-- START RECORDS PROVIDED --

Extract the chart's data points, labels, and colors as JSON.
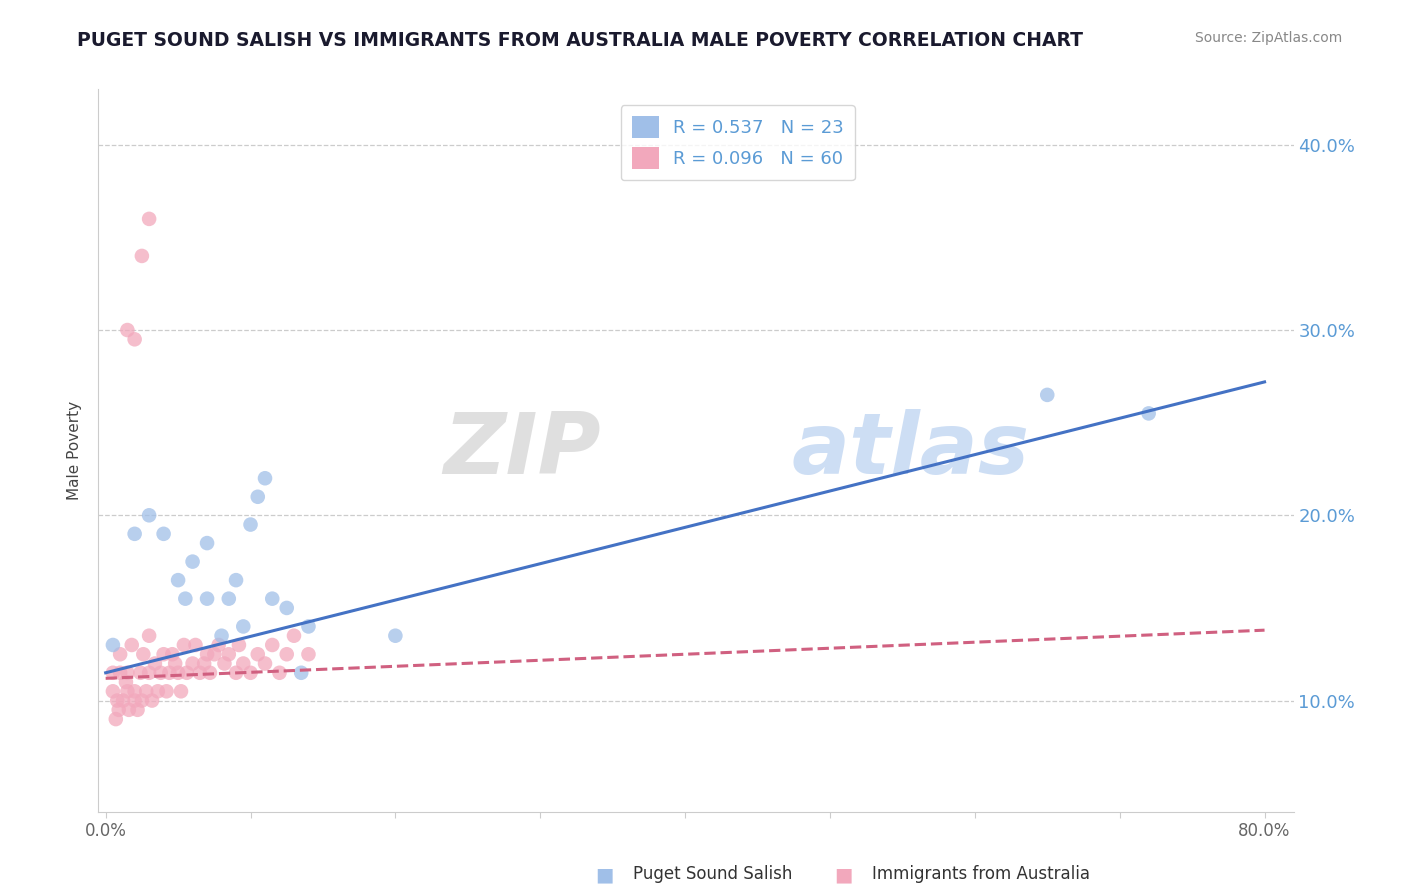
{
  "title": "PUGET SOUND SALISH VS IMMIGRANTS FROM AUSTRALIA MALE POVERTY CORRELATION CHART",
  "source": "Source: ZipAtlas.com",
  "ylabel": "Male Poverty",
  "y_ticks": [
    0.1,
    0.2,
    0.3,
    0.4
  ],
  "y_tick_labels": [
    "10.0%",
    "20.0%",
    "30.0%",
    "40.0%"
  ],
  "xlim": [
    -0.005,
    0.82
  ],
  "ylim": [
    0.04,
    0.43
  ],
  "R_blue": 0.537,
  "N_blue": 23,
  "R_pink": 0.096,
  "N_pink": 60,
  "blue_color": "#a0bfe8",
  "pink_color": "#f2a8bc",
  "blue_line_color": "#4472C4",
  "pink_line_color": "#d06080",
  "watermark_zip": "ZIP",
  "watermark_atlas": "atlas",
  "legend_label_blue": "Puget Sound Salish",
  "legend_label_pink": "Immigrants from Australia",
  "blue_scatter_x": [
    0.005,
    0.02,
    0.03,
    0.04,
    0.05,
    0.055,
    0.06,
    0.07,
    0.07,
    0.08,
    0.085,
    0.09,
    0.095,
    0.1,
    0.105,
    0.11,
    0.115,
    0.125,
    0.135,
    0.14,
    0.2,
    0.65,
    0.72
  ],
  "blue_scatter_y": [
    0.13,
    0.19,
    0.2,
    0.19,
    0.165,
    0.155,
    0.175,
    0.155,
    0.185,
    0.135,
    0.155,
    0.165,
    0.14,
    0.195,
    0.21,
    0.22,
    0.155,
    0.15,
    0.115,
    0.14,
    0.135,
    0.265,
    0.255
  ],
  "pink_scatter_x": [
    0.005,
    0.005,
    0.007,
    0.008,
    0.009,
    0.01,
    0.01,
    0.012,
    0.014,
    0.015,
    0.015,
    0.016,
    0.018,
    0.02,
    0.02,
    0.022,
    0.024,
    0.025,
    0.026,
    0.028,
    0.03,
    0.03,
    0.032,
    0.034,
    0.036,
    0.038,
    0.04,
    0.042,
    0.044,
    0.046,
    0.048,
    0.05,
    0.052,
    0.054,
    0.056,
    0.06,
    0.062,
    0.065,
    0.068,
    0.07,
    0.072,
    0.075,
    0.078,
    0.082,
    0.085,
    0.09,
    0.092,
    0.095,
    0.1,
    0.105,
    0.11,
    0.115,
    0.12,
    0.125,
    0.13,
    0.14,
    0.015,
    0.02,
    0.025,
    0.03
  ],
  "pink_scatter_y": [
    0.105,
    0.115,
    0.09,
    0.1,
    0.095,
    0.115,
    0.125,
    0.1,
    0.11,
    0.105,
    0.115,
    0.095,
    0.13,
    0.1,
    0.105,
    0.095,
    0.115,
    0.1,
    0.125,
    0.105,
    0.115,
    0.135,
    0.1,
    0.12,
    0.105,
    0.115,
    0.125,
    0.105,
    0.115,
    0.125,
    0.12,
    0.115,
    0.105,
    0.13,
    0.115,
    0.12,
    0.13,
    0.115,
    0.12,
    0.125,
    0.115,
    0.125,
    0.13,
    0.12,
    0.125,
    0.115,
    0.13,
    0.12,
    0.115,
    0.125,
    0.12,
    0.13,
    0.115,
    0.125,
    0.135,
    0.125,
    0.3,
    0.295,
    0.34,
    0.36
  ],
  "blue_trend": [
    0.115,
    0.272
  ],
  "pink_trend": [
    0.112,
    0.138
  ]
}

-- END RECORDS PROVIDED --

## WRITTEN TASK
Write out each line of the data exactly; the images should be left out.

## RESPONSE TO THIS EXERCISE
Extract the chart's data points, labels, and colors as JSON.
{
  "title": "PUGET SOUND SALISH VS IMMIGRANTS FROM AUSTRALIA MALE POVERTY CORRELATION CHART",
  "source": "Source: ZipAtlas.com",
  "ylabel": "Male Poverty",
  "y_ticks": [
    0.1,
    0.2,
    0.3,
    0.4
  ],
  "y_tick_labels": [
    "10.0%",
    "20.0%",
    "30.0%",
    "40.0%"
  ],
  "xlim": [
    -0.005,
    0.82
  ],
  "ylim": [
    0.04,
    0.43
  ],
  "R_blue": 0.537,
  "N_blue": 23,
  "R_pink": 0.096,
  "N_pink": 60,
  "blue_color": "#a0bfe8",
  "pink_color": "#f2a8bc",
  "blue_line_color": "#4472C4",
  "pink_line_color": "#d06080",
  "watermark_zip": "ZIP",
  "watermark_atlas": "atlas",
  "legend_label_blue": "Puget Sound Salish",
  "legend_label_pink": "Immigrants from Australia",
  "blue_scatter_x": [
    0.005,
    0.02,
    0.03,
    0.04,
    0.05,
    0.055,
    0.06,
    0.07,
    0.07,
    0.08,
    0.085,
    0.09,
    0.095,
    0.1,
    0.105,
    0.11,
    0.115,
    0.125,
    0.135,
    0.14,
    0.2,
    0.65,
    0.72
  ],
  "blue_scatter_y": [
    0.13,
    0.19,
    0.2,
    0.19,
    0.165,
    0.155,
    0.175,
    0.155,
    0.185,
    0.135,
    0.155,
    0.165,
    0.14,
    0.195,
    0.21,
    0.22,
    0.155,
    0.15,
    0.115,
    0.14,
    0.135,
    0.265,
    0.255
  ],
  "pink_scatter_x": [
    0.005,
    0.005,
    0.007,
    0.008,
    0.009,
    0.01,
    0.01,
    0.012,
    0.014,
    0.015,
    0.015,
    0.016,
    0.018,
    0.02,
    0.02,
    0.022,
    0.024,
    0.025,
    0.026,
    0.028,
    0.03,
    0.03,
    0.032,
    0.034,
    0.036,
    0.038,
    0.04,
    0.042,
    0.044,
    0.046,
    0.048,
    0.05,
    0.052,
    0.054,
    0.056,
    0.06,
    0.062,
    0.065,
    0.068,
    0.07,
    0.072,
    0.075,
    0.078,
    0.082,
    0.085,
    0.09,
    0.092,
    0.095,
    0.1,
    0.105,
    0.11,
    0.115,
    0.12,
    0.125,
    0.13,
    0.14,
    0.015,
    0.02,
    0.025,
    0.03
  ],
  "pink_scatter_y": [
    0.105,
    0.115,
    0.09,
    0.1,
    0.095,
    0.115,
    0.125,
    0.1,
    0.11,
    0.105,
    0.115,
    0.095,
    0.13,
    0.1,
    0.105,
    0.095,
    0.115,
    0.1,
    0.125,
    0.105,
    0.115,
    0.135,
    0.1,
    0.12,
    0.105,
    0.115,
    0.125,
    0.105,
    0.115,
    0.125,
    0.12,
    0.115,
    0.105,
    0.13,
    0.115,
    0.12,
    0.13,
    0.115,
    0.12,
    0.125,
    0.115,
    0.125,
    0.13,
    0.12,
    0.125,
    0.115,
    0.13,
    0.12,
    0.115,
    0.125,
    0.12,
    0.13,
    0.115,
    0.125,
    0.135,
    0.125,
    0.3,
    0.295,
    0.34,
    0.36
  ],
  "blue_trend": [
    0.115,
    0.272
  ],
  "pink_trend": [
    0.112,
    0.138
  ]
}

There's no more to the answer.